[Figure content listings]
+ + + +

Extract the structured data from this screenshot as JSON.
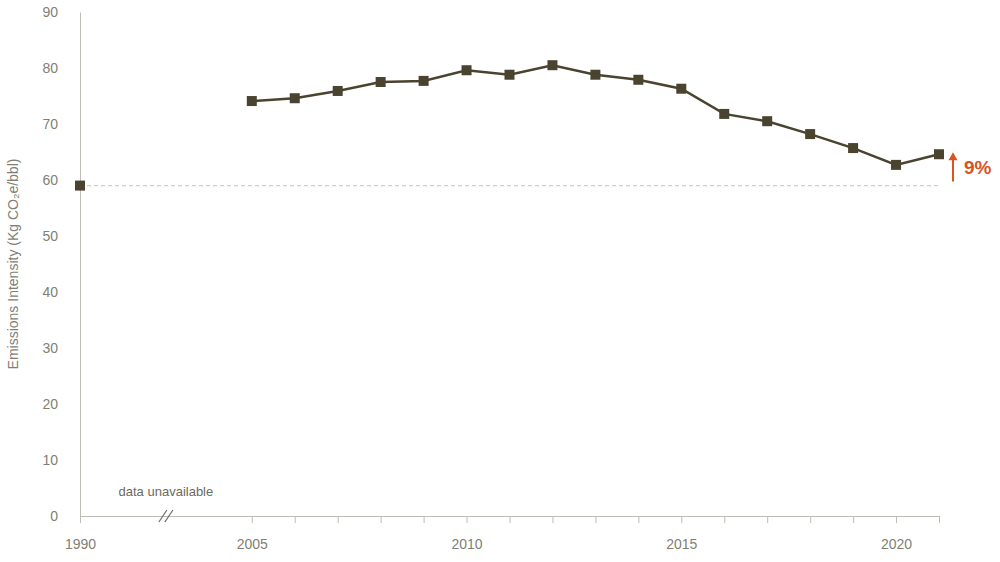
{
  "chart_data": {
    "type": "line",
    "y_label": "Emissions Intensity (Kg CO₂e/bbl)",
    "categories": [
      "1990",
      null,
      null,
      null,
      "2005",
      null,
      null,
      null,
      null,
      "2010",
      null,
      null,
      null,
      null,
      "2015",
      null,
      null,
      null,
      null,
      "2020",
      null
    ],
    "values": [
      59,
      null,
      null,
      null,
      74.1,
      74.6,
      75.9,
      77.5,
      77.7,
      79.6,
      78.8,
      80.5,
      78.8,
      77.9,
      76.3,
      71.8,
      70.5,
      68.2,
      65.7,
      62.7,
      64.6
    ],
    "color": "#49432f",
    "marker": "square",
    "line_style": "solid",
    "ylim": [
      0,
      90
    ],
    "yticks": [
      0,
      10,
      20,
      30,
      40,
      50,
      60,
      70,
      80,
      90
    ],
    "grid": false,
    "annotations": [
      "data unavailable",
      "9%"
    ]
  }
}
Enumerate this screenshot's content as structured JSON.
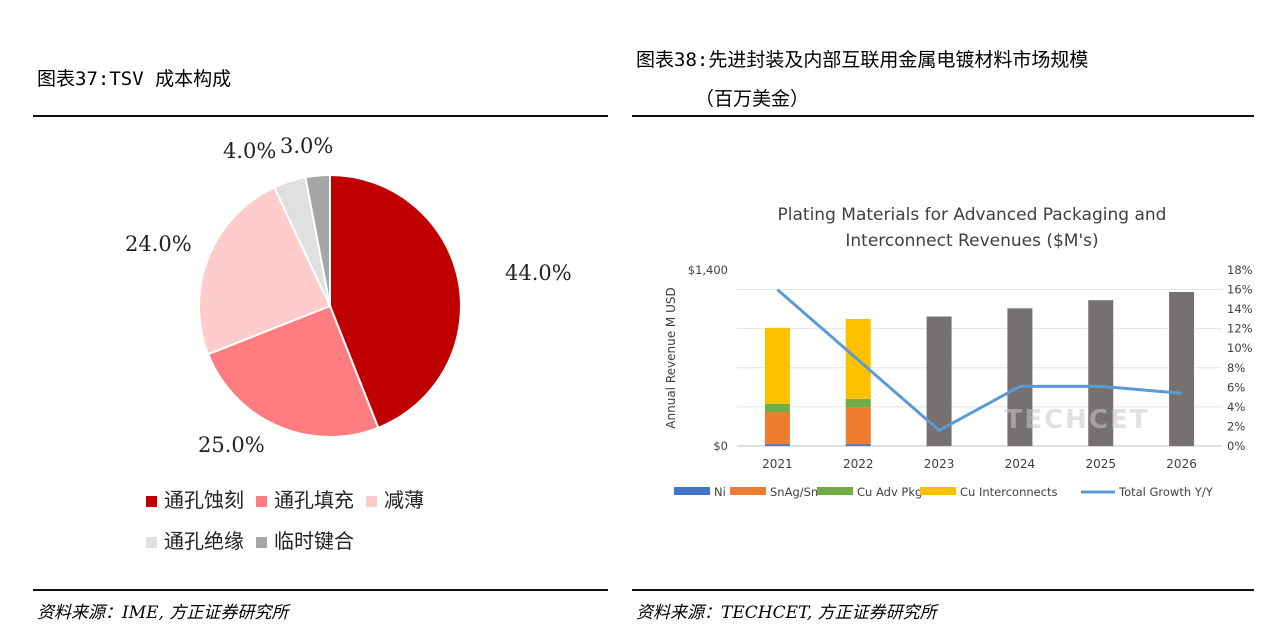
{
  "left": {
    "title": "图表37:TSV 成本构成",
    "source": "资料来源：IME, 方正证券研究所"
  },
  "right": {
    "title_line1": "图表38:先进封装及内部互联用金属电镀材料市场规模",
    "title_line2": "（百万美金）",
    "source": "资料来源：TECHCET, 方正证券研究所",
    "watermark": "TECHCET"
  },
  "chart_data": [
    {
      "type": "pie",
      "title": "",
      "slices": [
        {
          "label": "通孔蚀刻",
          "value": 44.0,
          "text": "44.0%",
          "color": "#c00000"
        },
        {
          "label": "通孔填充",
          "value": 25.0,
          "text": "25.0%",
          "color": "#ff7c80"
        },
        {
          "label": "减薄",
          "value": 24.0,
          "text": "24.0%",
          "color": "#ffcccc"
        },
        {
          "label": "通孔绝缘",
          "value": 4.0,
          "text": "4.0%",
          "color": "#e0e0e0"
        },
        {
          "label": "临时键合",
          "value": 3.0,
          "text": "3.0%",
          "color": "#a6a6a6"
        }
      ],
      "legend_position": "bottom"
    },
    {
      "type": "bar",
      "stacked": true,
      "title_lines": [
        "Plating Materials for Advanced Packaging and",
        "Interconnect Revenues ($M's)"
      ],
      "ylabel": "Annual Revenue M USD",
      "categories": [
        "2021",
        "2022",
        "2023",
        "2024",
        "2025",
        "2026"
      ],
      "ylim": [
        0,
        1400
      ],
      "y_tick_labels": [
        {
          "v": 0,
          "t": "$0"
        },
        {
          "v": 1400,
          "t": "$1,400"
        }
      ],
      "series": [
        {
          "name": "Ni",
          "color": "#4472c4",
          "values": [
            15,
            15,
            0,
            0,
            0,
            0
          ]
        },
        {
          "name": "SnAg/Sn",
          "color": "#ed7d31",
          "values": [
            255,
            290,
            0,
            0,
            0,
            0
          ]
        },
        {
          "name": "Cu Adv Pkg",
          "color": "#70ad47",
          "values": [
            65,
            70,
            0,
            0,
            0,
            0
          ]
        },
        {
          "name": "Cu Interconnects",
          "color": "#ffc000",
          "values": [
            605,
            635,
            0,
            0,
            0,
            0
          ]
        },
        {
          "name": "Total",
          "color": "#767171",
          "values": [
            0,
            0,
            1030,
            1095,
            1160,
            1225
          ]
        }
      ],
      "y2": {
        "ylim": [
          0,
          18
        ],
        "ticks": [
          "0%",
          "2%",
          "4%",
          "6%",
          "8%",
          "10%",
          "12%",
          "14%",
          "16%",
          "18%"
        ],
        "line": {
          "name": "Total Growth Y/Y",
          "color": "#5b9bd5",
          "values": [
            16.0,
            8.8,
            1.6,
            6.1,
            6.1,
            5.4
          ]
        }
      },
      "legend": [
        "Ni",
        "SnAg/Sn",
        "Cu Adv Pkg",
        "Cu Interconnects",
        "Total Growth Y/Y"
      ],
      "legend_position": "bottom"
    }
  ]
}
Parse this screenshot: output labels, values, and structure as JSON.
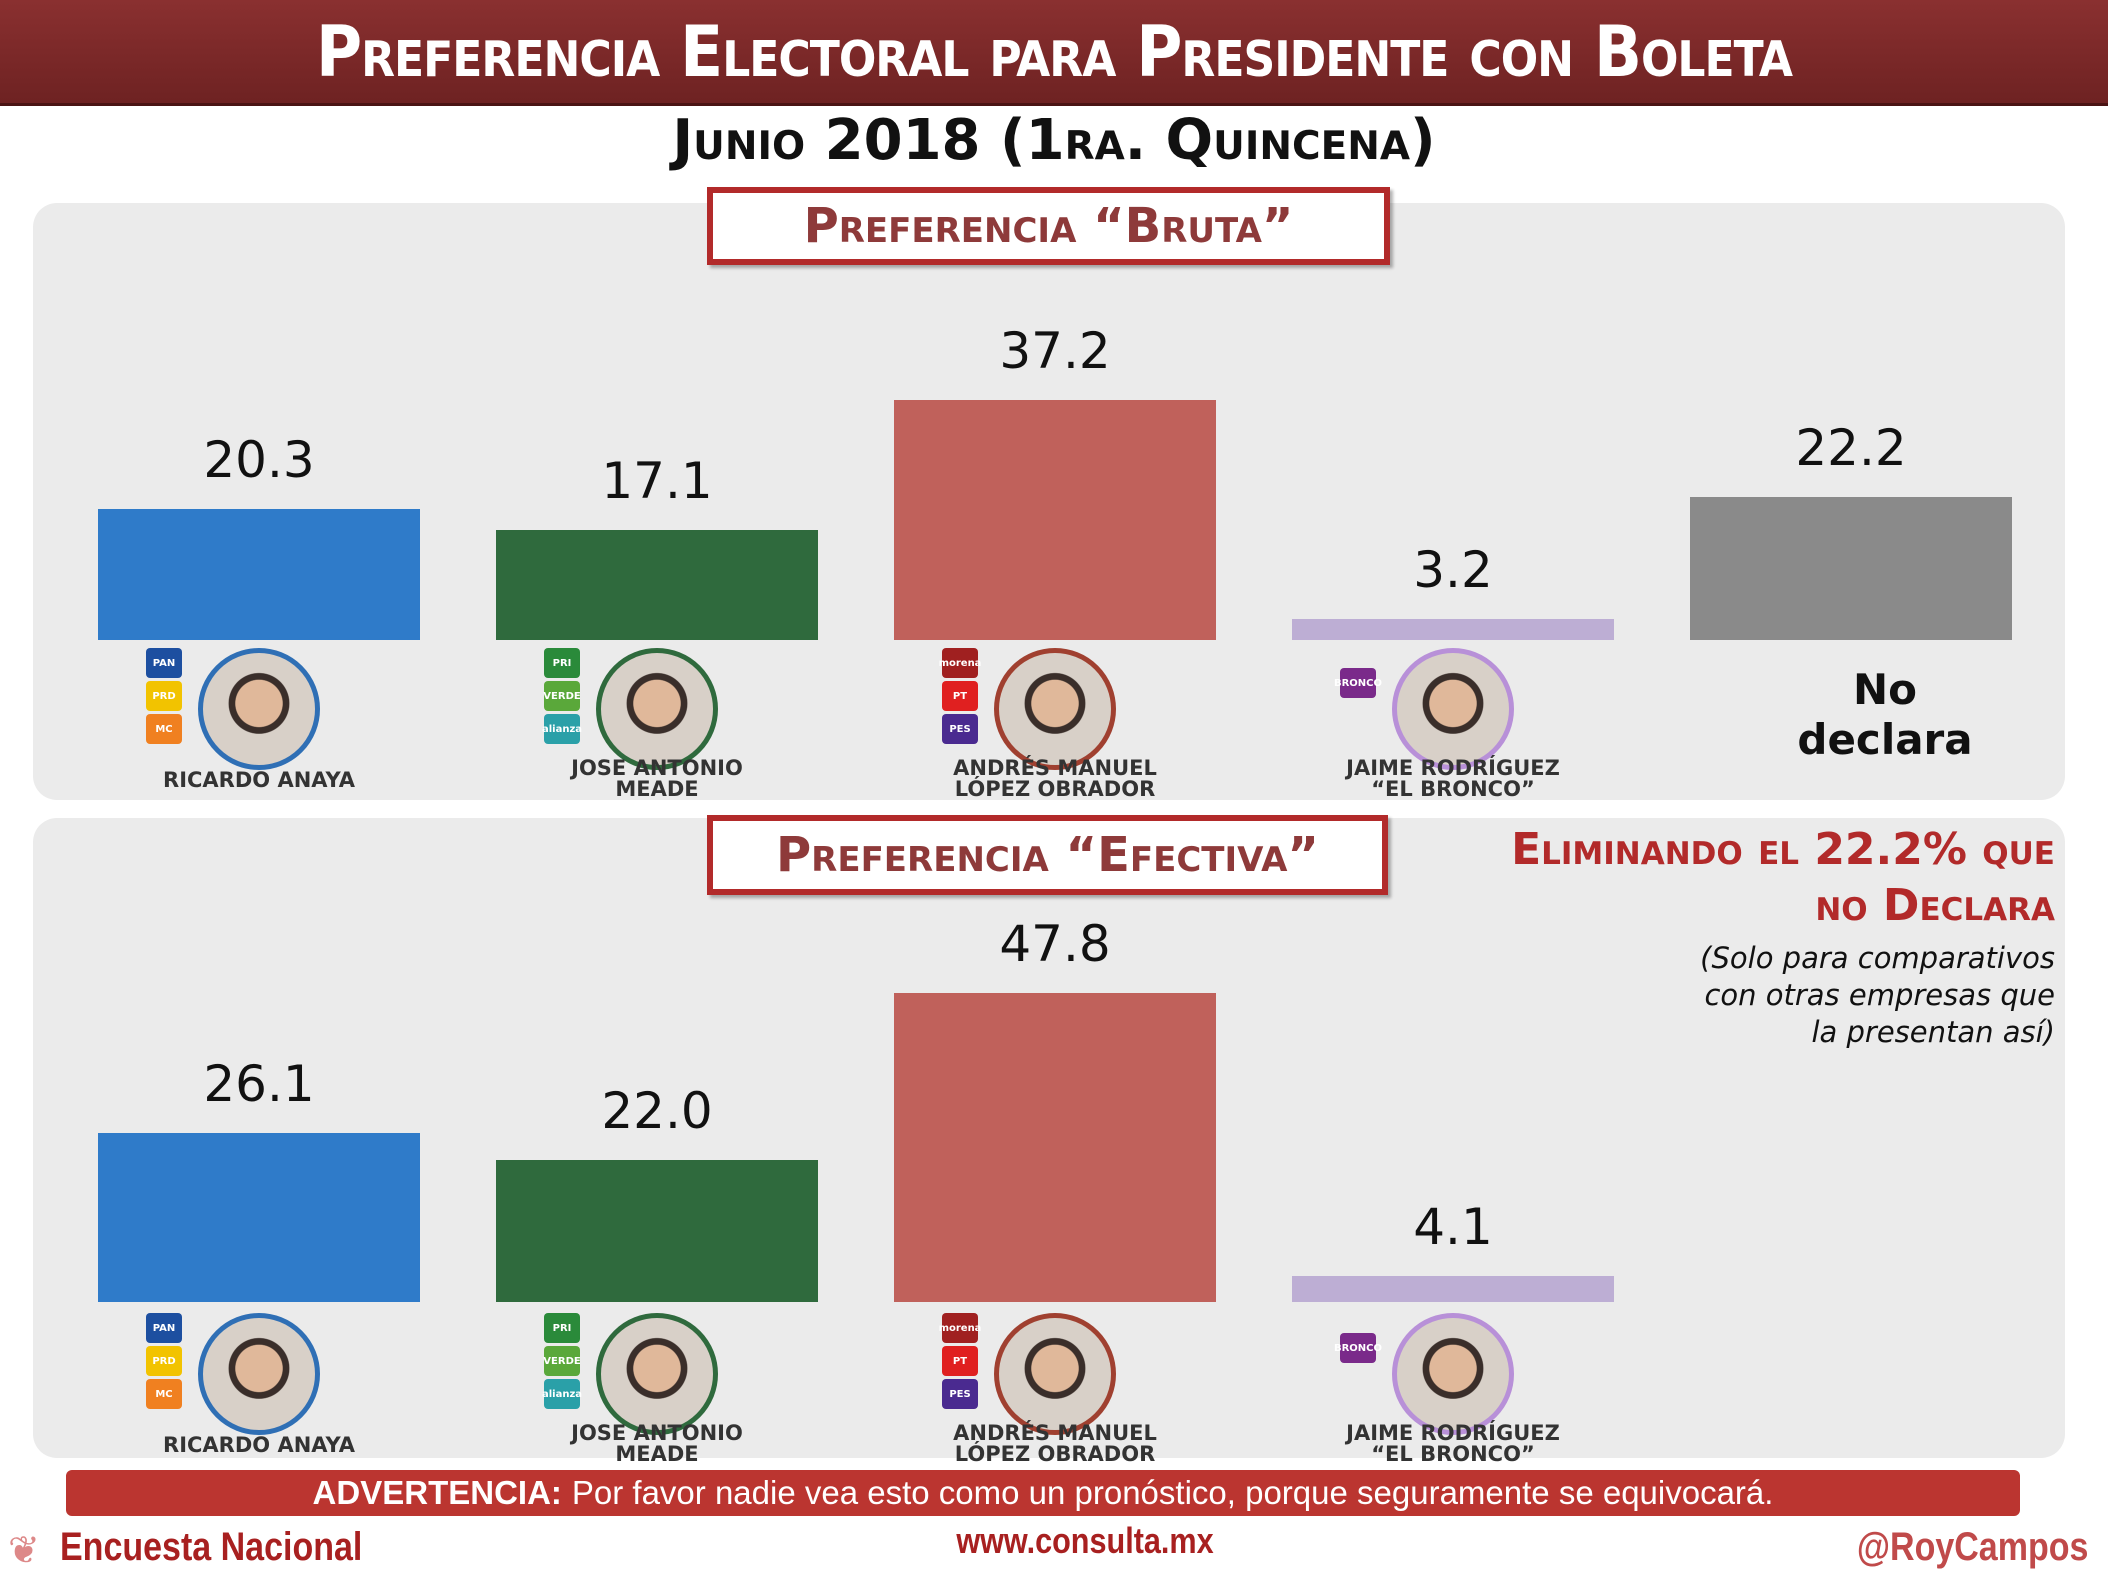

+ + + +

AIM:
Which lines hold the word "Growth"? Copy all of them.

EXERCISE SOLUTION:
          "name": "Total Growth Y/Y",
        "Total Growth Y/Y"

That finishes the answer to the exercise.